» TASK REQUIREMENTS: Reproduce the lines of the material exactly, excluding every image.

═══ MATERIAL SHOWN ═══

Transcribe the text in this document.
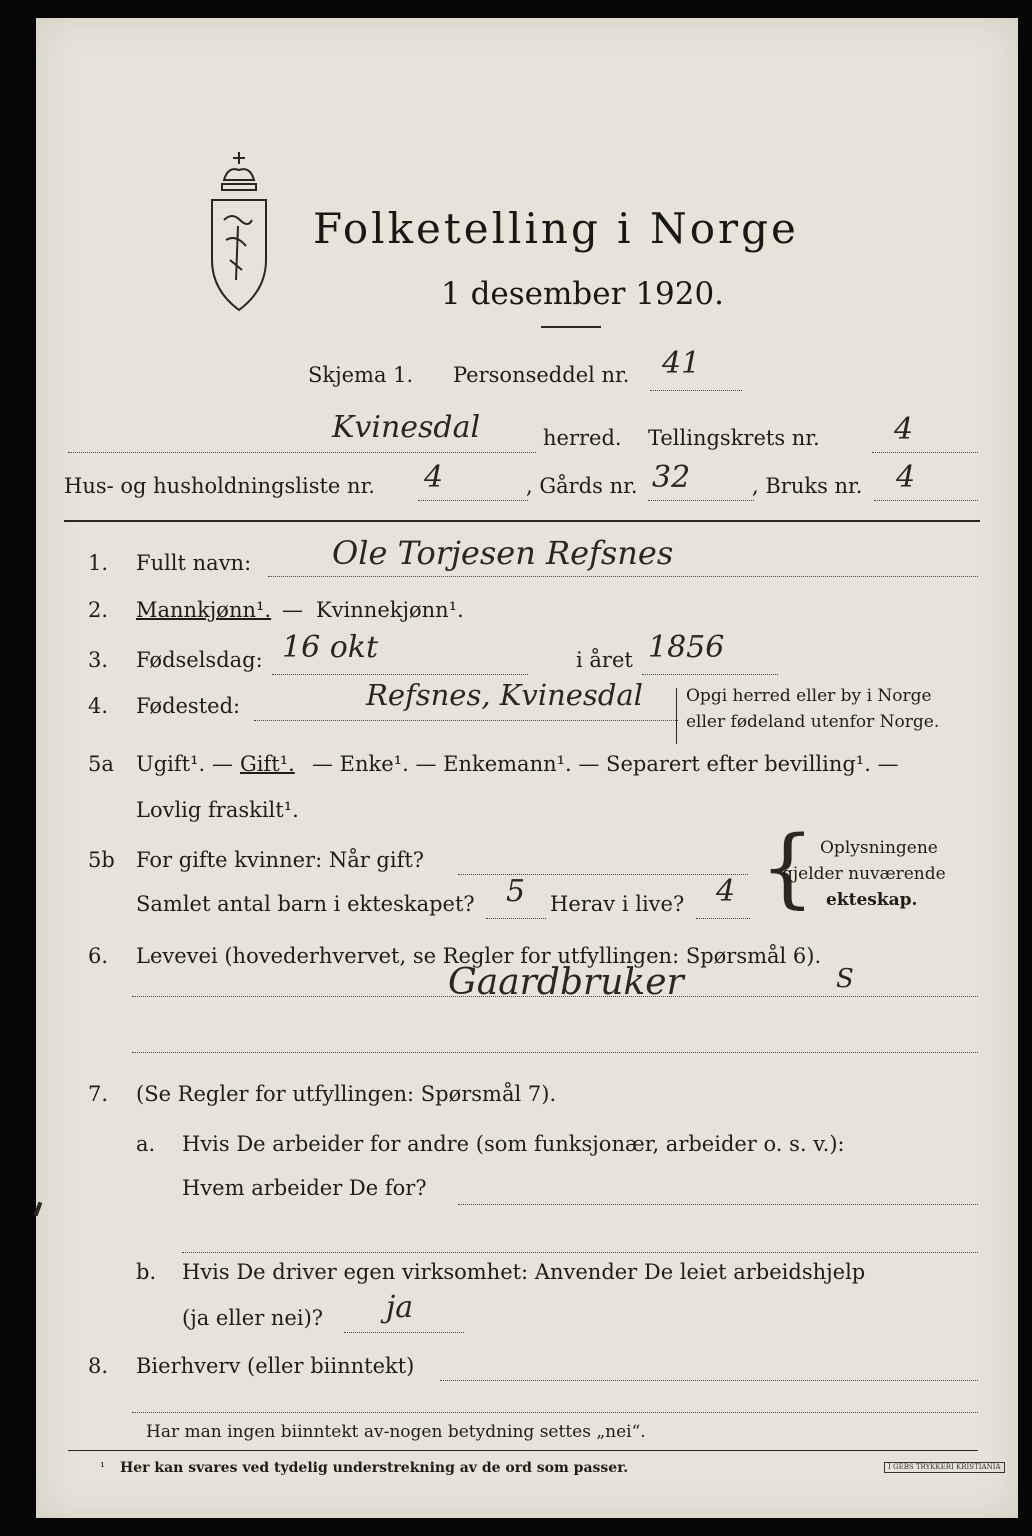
Folketelling i Norge
1 desember 1920.
Skjema 1. Personseddel nr. 41
Kvinesdal	herred. Tellingskrets nr. 4
Hus- og husholdningsliste nr. 4	, Gårds nr. 32	, Bruks nr. 4
1. Fullt navn:	Ole Torjesen Refsnes
2. Mannkjønn¹. — Kvinnekjønn¹.
3. Fødselsdag: 16 okt	i året 1856
4. Fødested:	Refsnes, Kvinesdal	Opgi herred eller by i Norge
eller fødeland utenfor Norge.
5a Ugift¹. — Gift¹. — Enke¹. — Enkemann¹. — Separert efter bevilling¹. —
Lovlig fraskilt¹.
5b For gifte kvinner: Når gift?
Samlet antal barn i ekteskapet? 5 Herav i live? 4 { Oplysningene
gjelder nuværende
ekteskap.
6. Levevei (hovederhvervet, se Regler for utfyllingen: Spørsmål 6).
Gaardbruker	S
7. (Se Regler for utfyllingen: Spørsmål 7).
a. Hvis De arbeider for andre (som funksjonær, arbeider o. s. v.):
Hvem arbeider De for?
b. Hvis De driver egen virksomhet: Anvender De leiet arbeidshjelp
(ja eller nei)? ja
8. Bierhverv (eller biinntekt)
Har man ingen biinntekt av-nogen betydning settes „nei“.
¹ Her kan svares ved tydelig understrekning av de ord som passer.	I GEBS TRYKKERI KRISTIANIA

═══

» THE ANSWER:
Transcribe the text in this document.
Folketelling i Norge
1 desember 1920.
Skjema 1. Personseddel nr. 41
Kvinesdal	herred. Tellingskrets nr. 4
Hus- og husholdningsliste nr. 4	, Gårds nr. 32	, Bruks nr. 4
1. Fullt navn:	Ole Torjesen Refsnes
2. Mannkjønn¹. — Kvinnekjønn¹.
3. Fødselsdag: 16 okt	i året 1856
4. Fødested:	Refsnes, Kvinesdal	Opgi herred eller by i Norge
eller fødeland utenfor Norge.
5a Ugift¹. — Gift¹. — Enke¹. — Enkemann¹. — Separert efter bevilling¹. —
Lovlig fraskilt¹.
5b For gifte kvinner: Når gift?
Samlet antal barn i ekteskapet? 5 Herav i live? 4 { Oplysningene
gjelder nuværende
ekteskap.
6. Levevei (hovederhvervet, se Regler for utfyllingen: Spørsmål 6).
Gaardbruker	S
7. (Se Regler for utfyllingen: Spørsmål 7).
a. Hvis De arbeider for andre (som funksjonær, arbeider o. s. v.):
Hvem arbeider De for?
b. Hvis De driver egen virksomhet: Anvender De leiet arbeidshjelp
(ja eller nei)? ja
8. Bierhverv (eller biinntekt)
Har man ingen biinntekt av-nogen betydning settes „nei“.
¹ Her kan svares ved tydelig understrekning av de ord som passer.	I GEBS TRYKKERI KRISTIANIA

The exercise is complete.